#### [Work instructions]
Put the lines below into a numbered list, leaving out blank lines and pictures.

#### [Data supplied]
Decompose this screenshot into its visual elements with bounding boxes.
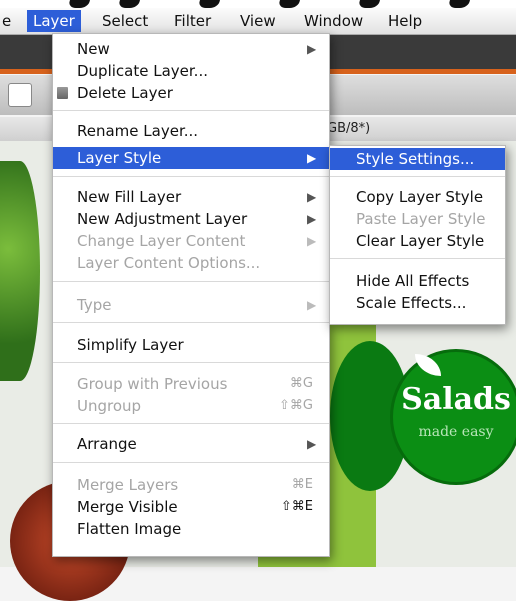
menu-item-flatten-image[interactable]: Flatten Image	[53, 518, 329, 540]
menu-item-label: Ungroup	[77, 397, 142, 415]
menu-item-label: Style Settings...	[356, 150, 475, 168]
menu-item-duplicate-layer[interactable]: Duplicate Layer...	[53, 60, 329, 82]
cropped-heading-glyph	[277, 0, 303, 8]
cropped-heading-glyph	[447, 0, 473, 8]
menubar-item-file[interactable]: e	[2, 10, 11, 32]
menu-item-copy-layer-style[interactable]: Copy Layer Style	[330, 186, 505, 208]
menu-item-label: New Fill Layer	[77, 188, 182, 206]
menu-item-label: Type	[77, 296, 112, 314]
menu-item-delete-layer[interactable]: Delete Layer	[53, 82, 329, 104]
menu-item-change-layer-content: Change Layer Content ▶	[53, 230, 329, 252]
menu-item-label: Group with Previous	[77, 375, 228, 393]
menu-item-layer-content-options: Layer Content Options...	[53, 252, 329, 274]
menu-item-type: Type ▶	[53, 294, 329, 316]
menu-item-label: Duplicate Layer...	[77, 62, 208, 80]
menu-separator	[53, 462, 329, 463]
menu-item-new-adjustment-layer[interactable]: New Adjustment Layer ▶	[53, 208, 329, 230]
layer-menu: New ▶ Duplicate Layer... Delete Layer Ren…	[52, 33, 330, 557]
menu-item-label: Merge Layers	[77, 476, 179, 494]
leaf-icon	[415, 354, 441, 376]
trash-icon	[57, 87, 68, 99]
menubar-item-layer[interactable]: Layer	[27, 10, 81, 32]
menu-item-scale-effects[interactable]: Scale Effects...	[330, 292, 505, 314]
menu-separator	[330, 176, 505, 177]
submenu-arrow-icon: ▶	[307, 212, 317, 226]
menu-item-label: Layer Content Options...	[77, 254, 261, 272]
menu-item-label: Hide All Effects	[356, 272, 470, 290]
menubar-item-select[interactable]: Select	[102, 10, 148, 32]
cropped-heading-glyph	[197, 0, 223, 8]
cropped-heading-glyph	[67, 0, 93, 8]
submenu-arrow-icon: ▶	[307, 437, 317, 451]
menu-item-group-with-previous: Group with Previous ⌘G	[53, 373, 329, 395]
menu-separator	[53, 423, 329, 424]
menu-item-label: Merge Visible	[77, 498, 178, 516]
badge-subtitle: made easy	[418, 424, 494, 440]
menu-item-label: New	[77, 40, 110, 58]
cropped-heading-glyph	[357, 0, 383, 8]
menu-item-rename-layer[interactable]: Rename Layer...	[53, 120, 329, 142]
tool-preset-button[interactable]	[8, 83, 32, 107]
menu-item-layer-style[interactable]: Layer Style ▶	[53, 147, 329, 169]
menu-item-paste-layer-style: Paste Layer Style	[330, 208, 505, 230]
submenu-arrow-icon: ▶	[307, 190, 317, 204]
menu-item-label: Paste Layer Style	[356, 210, 486, 228]
menu-item-label: Simplify Layer	[77, 336, 184, 354]
menu-item-label: New Adjustment Layer	[77, 210, 248, 228]
menu-item-shortcut: ⌘E	[291, 477, 313, 492]
menubar-item-help[interactable]: Help	[388, 10, 422, 32]
menu-item-merge-visible[interactable]: Merge Visible ⇧⌘E	[53, 496, 329, 518]
menu-item-label: Delete Layer	[77, 84, 173, 102]
menu-item-merge-layers: Merge Layers ⌘E	[53, 474, 329, 496]
menu-item-label: Rename Layer...	[77, 122, 199, 140]
lettuce-image	[0, 161, 40, 381]
menu-item-style-settings[interactable]: Style Settings...	[330, 148, 505, 170]
menu-item-new[interactable]: New ▶	[53, 38, 329, 60]
submenu-arrow-icon: ▶	[307, 151, 317, 165]
menu-separator	[53, 362, 329, 363]
badge-title: Salads	[401, 382, 511, 417]
menu-bar: e Layer Select Filter View Window Help	[0, 8, 516, 35]
menu-separator	[53, 281, 329, 282]
menu-item-shortcut: ⌘G	[289, 376, 313, 391]
menu-item-arrange[interactable]: Arrange ▶	[53, 433, 329, 455]
menu-item-clear-layer-style[interactable]: Clear Layer Style	[330, 230, 505, 252]
menubar-item-filter[interactable]: Filter	[174, 10, 211, 32]
menu-item-simplify-layer[interactable]: Simplify Layer	[53, 334, 329, 356]
menu-item-label: Layer Style	[77, 149, 162, 167]
menu-item-label: Clear Layer Style	[356, 232, 485, 250]
layer-style-submenu: Style Settings... Copy Layer Style Paste…	[329, 145, 506, 325]
submenu-arrow-icon: ▶	[307, 42, 317, 56]
submenu-arrow-icon: ▶	[307, 298, 317, 312]
menu-separator	[53, 176, 329, 177]
menu-item-label: Copy Layer Style	[356, 188, 484, 206]
menu-item-label: Change Layer Content	[77, 232, 246, 250]
menu-separator	[53, 322, 329, 323]
menu-item-shortcut: ⇧⌘E	[280, 499, 313, 514]
menu-item-shortcut: ⇧⌘G	[279, 398, 313, 413]
menu-item-label: Scale Effects...	[356, 294, 467, 312]
menu-item-new-fill-layer[interactable]: New Fill Layer ▶	[53, 186, 329, 208]
menu-separator	[53, 110, 329, 111]
menubar-item-view[interactable]: View	[240, 10, 276, 32]
menu-item-label: Flatten Image	[77, 520, 182, 538]
menubar-item-window[interactable]: Window	[304, 10, 363, 32]
cropped-heading-glyph	[117, 0, 143, 8]
menu-item-label: Arrange	[77, 435, 137, 453]
submenu-arrow-icon: ▶	[307, 234, 317, 248]
salads-badge: Salads made easy	[390, 349, 516, 485]
menu-separator	[330, 258, 505, 259]
menu-item-ungroup: Ungroup ⇧⌘G	[53, 395, 329, 417]
menu-item-hide-all-effects[interactable]: Hide All Effects	[330, 270, 505, 292]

#### [Task result]
1. Decompose this screenshot into its visual elements with bounding boxes.
2. menu-item-flatten-image[interactable]: Flatten Image	[53, 518, 329, 540]
3. menu-item-label: Ungroup	[77, 397, 142, 415]
4. menu-item-label: Style Settings...	[356, 150, 475, 168]
5. menu-item-duplicate-layer[interactable]: Duplicate Layer...	[53, 60, 329, 82]
6. cropped-heading-glyph	[277, 0, 303, 8]
7. cropped-heading-glyph	[447, 0, 473, 8]
8. menubar-item-file[interactable]: e	[2, 10, 11, 32]
9. menu-item-copy-layer-style[interactable]: Copy Layer Style	[330, 186, 505, 208]
10. menu-item-label: New Fill Layer	[77, 188, 182, 206]
11. menu-item-label: Type	[77, 296, 112, 314]
12. menu-item-delete-layer[interactable]: Delete Layer	[53, 82, 329, 104]
13. menu-item-change-layer-content: Change Layer Content ▶	[53, 230, 329, 252]
14. menu-item-label: Group with Previous	[77, 375, 228, 393]
15. menu-item-layer-content-options: Layer Content Options...	[53, 252, 329, 274]
16. menu-item-type: Type ▶	[53, 294, 329, 316]
17. menu-item-label: Duplicate Layer...	[77, 62, 208, 80]
18. menu-separator	[53, 462, 329, 463]
19. menu-item-new-adjustment-layer[interactable]: New Adjustment Layer ▶	[53, 208, 329, 230]
20. layer-menu: New ▶ Duplicate Layer... Delete Layer Ren…	[52, 33, 330, 557]
21. menu-item-label: Merge Layers	[77, 476, 179, 494]
22. leaf-icon	[415, 354, 441, 376]
23. trash-icon	[57, 87, 68, 99]
24. menubar-item-layer[interactable]: Layer	[27, 10, 81, 32]
25. menu-item-scale-effects[interactable]: Scale Effects...	[330, 292, 505, 314]
26. menu-separator	[330, 176, 505, 177]
27. submenu-arrow-icon: ▶	[307, 212, 317, 226]
28. menu-item-label: Layer Content Options...	[77, 254, 261, 272]
29. menu-item-label: Hide All Effects	[356, 272, 470, 290]
30. menubar-item-select[interactable]: Select	[102, 10, 148, 32]
31. cropped-heading-glyph	[197, 0, 223, 8]
32. cropped-heading-glyph	[67, 0, 93, 8]
33. submenu-arrow-icon: ▶	[307, 437, 317, 451]
34. menu-item-group-with-previous: Group with Previous ⌘G	[53, 373, 329, 395]
35. menu-separator	[53, 423, 329, 424]
36. menu-item-label: Merge Visible	[77, 498, 178, 516]
37. badge-subtitle: made easy	[418, 424, 494, 440]
38. menu-item-label: New	[77, 40, 110, 58]
39. cropped-heading-glyph	[357, 0, 383, 8]
40. menu-item-rename-layer[interactable]: Rename Layer...	[53, 120, 329, 142]
41. tool-preset-button[interactable]	[8, 83, 32, 107]
42. menu-item-layer-style[interactable]: Layer Style ▶	[53, 147, 329, 169]
43. menu-item-paste-layer-style: Paste Layer Style	[330, 208, 505, 230]
44. submenu-arrow-icon: ▶	[307, 190, 317, 204]
45. menu-item-label: Paste Layer Style	[356, 210, 486, 228]
46. menu-item-label: Simplify Layer	[77, 336, 184, 354]
47. menu-item-label: New Adjustment Layer	[77, 210, 248, 228]
48. menu-item-shortcut: ⌘E	[291, 477, 313, 492]
49. menubar-item-help[interactable]: Help	[388, 10, 422, 32]
50. menu-item-merge-visible[interactable]: Merge Visible ⇧⌘E	[53, 496, 329, 518]
51. menu-item-label: Delete Layer	[77, 84, 173, 102]
52. menu-item-merge-layers: Merge Layers ⌘E	[53, 474, 329, 496]
53. menu-item-label: Rename Layer...	[77, 122, 199, 140]
54. lettuce-image	[0, 161, 40, 381]
55. menu-item-style-settings[interactable]: Style Settings...	[330, 148, 505, 170]
56. menu-item-new[interactable]: New ▶	[53, 38, 329, 60]
57. submenu-arrow-icon: ▶	[307, 151, 317, 165]
58. menu-separator	[53, 362, 329, 363]
59. badge-title: Salads	[401, 382, 511, 417]
60. menu-bar: e Layer Select Filter View Window Help	[0, 8, 516, 35]
61. menu-separator	[53, 281, 329, 282]
62. menu-item-shortcut: ⌘G	[289, 376, 313, 391]
63. menu-item-arrange[interactable]: Arrange ▶	[53, 433, 329, 455]
64. menu-item-clear-layer-style[interactable]: Clear Layer Style	[330, 230, 505, 252]
65. menubar-item-filter[interactable]: Filter	[174, 10, 211, 32]
66. menu-item-simplify-layer[interactable]: Simplify Layer	[53, 334, 329, 356]
67. menu-item-label: Layer Style	[77, 149, 162, 167]
68. menu-item-label: Clear Layer Style	[356, 232, 485, 250]
69. layer-style-submenu: Style Settings... Copy Layer Style Paste…	[329, 145, 506, 325]
70. submenu-arrow-icon: ▶	[307, 42, 317, 56]
71. submenu-arrow-icon: ▶	[307, 298, 317, 312]
72. menu-separator	[53, 176, 329, 177]
73. menu-item-label: Copy Layer Style	[356, 188, 484, 206]
74. menu-item-label: Change Layer Content	[77, 232, 246, 250]
75. menu-separator	[53, 322, 329, 323]
76. menu-item-shortcut: ⇧⌘E	[280, 499, 313, 514]
77. menu-item-shortcut: ⇧⌘G	[279, 398, 313, 413]
78. menu-item-label: Scale Effects...	[356, 294, 467, 312]
79. menu-item-new-fill-layer[interactable]: New Fill Layer ▶	[53, 186, 329, 208]
80. menu-separator	[53, 110, 329, 111]
81. menubar-item-view[interactable]: View	[240, 10, 276, 32]
82. menu-item-label: Flatten Image	[77, 520, 182, 538]
83. menubar-item-window[interactable]: Window	[304, 10, 363, 32]
84. cropped-heading-glyph	[117, 0, 143, 8]
85. menu-item-label: Arrange	[77, 435, 137, 453]
86. submenu-arrow-icon: ▶	[307, 234, 317, 248]
87. salads-badge: Salads made easy	[390, 349, 516, 485]
88. menu-separator	[330, 258, 505, 259]
89. menu-item-ungroup: Ungroup ⇧⌘G	[53, 395, 329, 417]
90. menu-item-hide-all-effects[interactable]: Hide All Effects	[330, 270, 505, 292]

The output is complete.